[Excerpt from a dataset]
»»
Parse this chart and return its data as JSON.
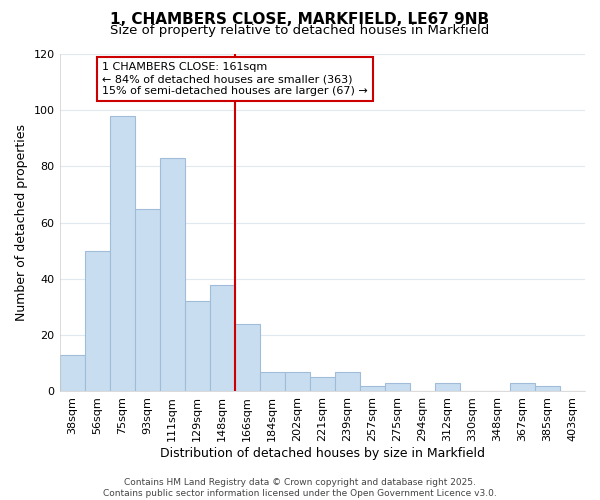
{
  "title_line1": "1, CHAMBERS CLOSE, MARKFIELD, LE67 9NB",
  "title_line2": "Size of property relative to detached houses in Markfield",
  "xlabel": "Distribution of detached houses by size in Markfield",
  "ylabel": "Number of detached properties",
  "categories": [
    "38sqm",
    "56sqm",
    "75sqm",
    "93sqm",
    "111sqm",
    "129sqm",
    "148sqm",
    "166sqm",
    "184sqm",
    "202sqm",
    "221sqm",
    "239sqm",
    "257sqm",
    "275sqm",
    "294sqm",
    "312sqm",
    "330sqm",
    "348sqm",
    "367sqm",
    "385sqm",
    "403sqm"
  ],
  "values": [
    13,
    50,
    98,
    65,
    83,
    32,
    38,
    24,
    7,
    7,
    5,
    7,
    2,
    3,
    0,
    3,
    0,
    0,
    3,
    2,
    0
  ],
  "bar_color": "#c9ddf0",
  "bar_edge_color": "#a0bcd8",
  "vline_color": "#cc0000",
  "annotation_text": "1 CHAMBERS CLOSE: 161sqm\n← 84% of detached houses are smaller (363)\n15% of semi-detached houses are larger (67) →",
  "annotation_box_color": "#ffffff",
  "annotation_box_edge_color": "#cc0000",
  "ylim": [
    0,
    120
  ],
  "yticks": [
    0,
    20,
    40,
    60,
    80,
    100,
    120
  ],
  "footer_text": "Contains HM Land Registry data © Crown copyright and database right 2025.\nContains public sector information licensed under the Open Government Licence v3.0.",
  "background_color": "#ffffff",
  "grid_color": "#e0e8f0",
  "title_fontsize": 11,
  "subtitle_fontsize": 9.5,
  "axis_label_fontsize": 9,
  "tick_fontsize": 8,
  "annotation_fontsize": 8,
  "footer_fontsize": 6.5
}
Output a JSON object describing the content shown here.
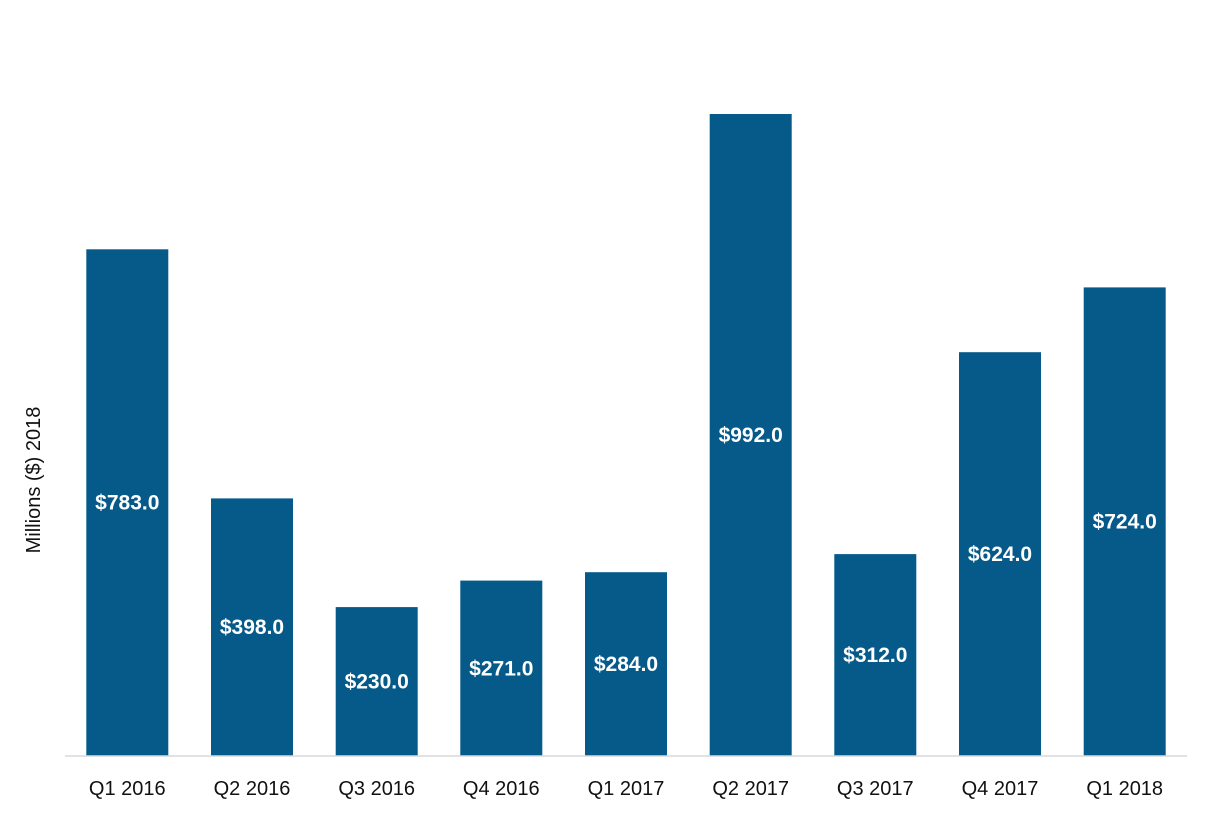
{
  "chart_data": {
    "type": "bar",
    "title": "",
    "xlabel": "",
    "ylabel": "Millions ($) 2018",
    "categories": [
      "Q1 2016",
      "Q2 2016",
      "Q3 2016",
      "Q4 2016",
      "Q1 2017",
      "Q2 2017",
      "Q3 2017",
      "Q4 2017",
      "Q1 2018"
    ],
    "values": [
      783.0,
      398.0,
      230.0,
      271.0,
      284.0,
      992.0,
      312.0,
      624.0,
      724.0
    ],
    "value_labels": [
      "$783.0",
      "$398.0",
      "$230.0",
      "$271.0",
      "$284.0",
      "$992.0",
      "$312.0",
      "$624.0",
      "$724.0"
    ],
    "ylim": [
      0,
      1000
    ],
    "grid": false,
    "legend": "none",
    "bar_color": "#065A8A",
    "label_color": "#FFFFFF",
    "axis_color": "#D9D9D9"
  }
}
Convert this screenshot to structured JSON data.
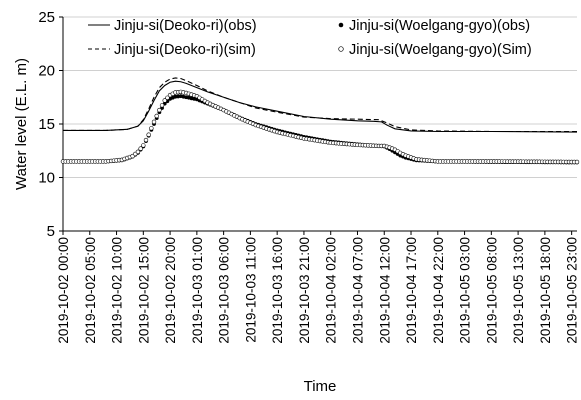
««
> **Brief**
Make an exact copy of all the material, but keep the pictures out of it.

> **Output for this exercise**
Parse this chart and return its data as JSON.
{
  "title_line1": "1, CHAMBERS CLOSE, MARKFIELD, LE67 9NB",
  "title_line2": "Size of property relative to detached houses in Markfield",
  "xlabel": "Distribution of detached houses by size in Markfield",
  "ylabel": "Number of detached properties",
  "categories": [
    "38sqm",
    "56sqm",
    "75sqm",
    "93sqm",
    "111sqm",
    "129sqm",
    "148sqm",
    "166sqm",
    "184sqm",
    "202sqm",
    "221sqm",
    "239sqm",
    "257sqm",
    "275sqm",
    "294sqm",
    "312sqm",
    "330sqm",
    "348sqm",
    "367sqm",
    "385sqm",
    "403sqm"
  ],
  "values": [
    13,
    50,
    98,
    65,
    83,
    32,
    38,
    24,
    7,
    7,
    5,
    7,
    2,
    3,
    0,
    3,
    0,
    0,
    3,
    2,
    0
  ],
  "bar_color": "#c9ddf0",
  "bar_edge_color": "#a0bcd8",
  "vline_color": "#cc0000",
  "annotation_text": "1 CHAMBERS CLOSE: 161sqm\n← 84% of detached houses are smaller (363)\n15% of semi-detached houses are larger (67) →",
  "annotation_box_color": "#ffffff",
  "annotation_box_edge_color": "#cc0000",
  "ylim": [
    0,
    120
  ],
  "yticks": [
    0,
    20,
    40,
    60,
    80,
    100,
    120
  ],
  "footer_text": "Contains HM Land Registry data © Crown copyright and database right 2025.\nContains public sector information licensed under the Open Government Licence v3.0.",
  "background_color": "#ffffff",
  "grid_color": "#e0e8f0",
  "title_fontsize": 11,
  "subtitle_fontsize": 9.5,
  "axis_label_fontsize": 9,
  "tick_fontsize": 8,
  "annotation_fontsize": 8,
  "footer_fontsize": 6.5
}
Output a JSON object describing the content shown here.
{
  "chart_data": {
    "type": "bar",
    "title": "",
    "xlabel": "",
    "ylabel": "Millions ($) 2018",
    "categories": [
      "Q1 2016",
      "Q2 2016",
      "Q3 2016",
      "Q4 2016",
      "Q1 2017",
      "Q2 2017",
      "Q3 2017",
      "Q4 2017",
      "Q1 2018"
    ],
    "values": [
      783.0,
      398.0,
      230.0,
      271.0,
      284.0,
      992.0,
      312.0,
      624.0,
      724.0
    ],
    "value_labels": [
      "$783.0",
      "$398.0",
      "$230.0",
      "$271.0",
      "$284.0",
      "$992.0",
      "$312.0",
      "$624.0",
      "$724.0"
    ],
    "ylim": [
      0,
      1000
    ],
    "grid": false,
    "legend": "none",
    "bar_color": "#065A8A",
    "label_color": "#FFFFFF",
    "axis_color": "#D9D9D9"
  }
}
Convert this screenshot to structured JSON data.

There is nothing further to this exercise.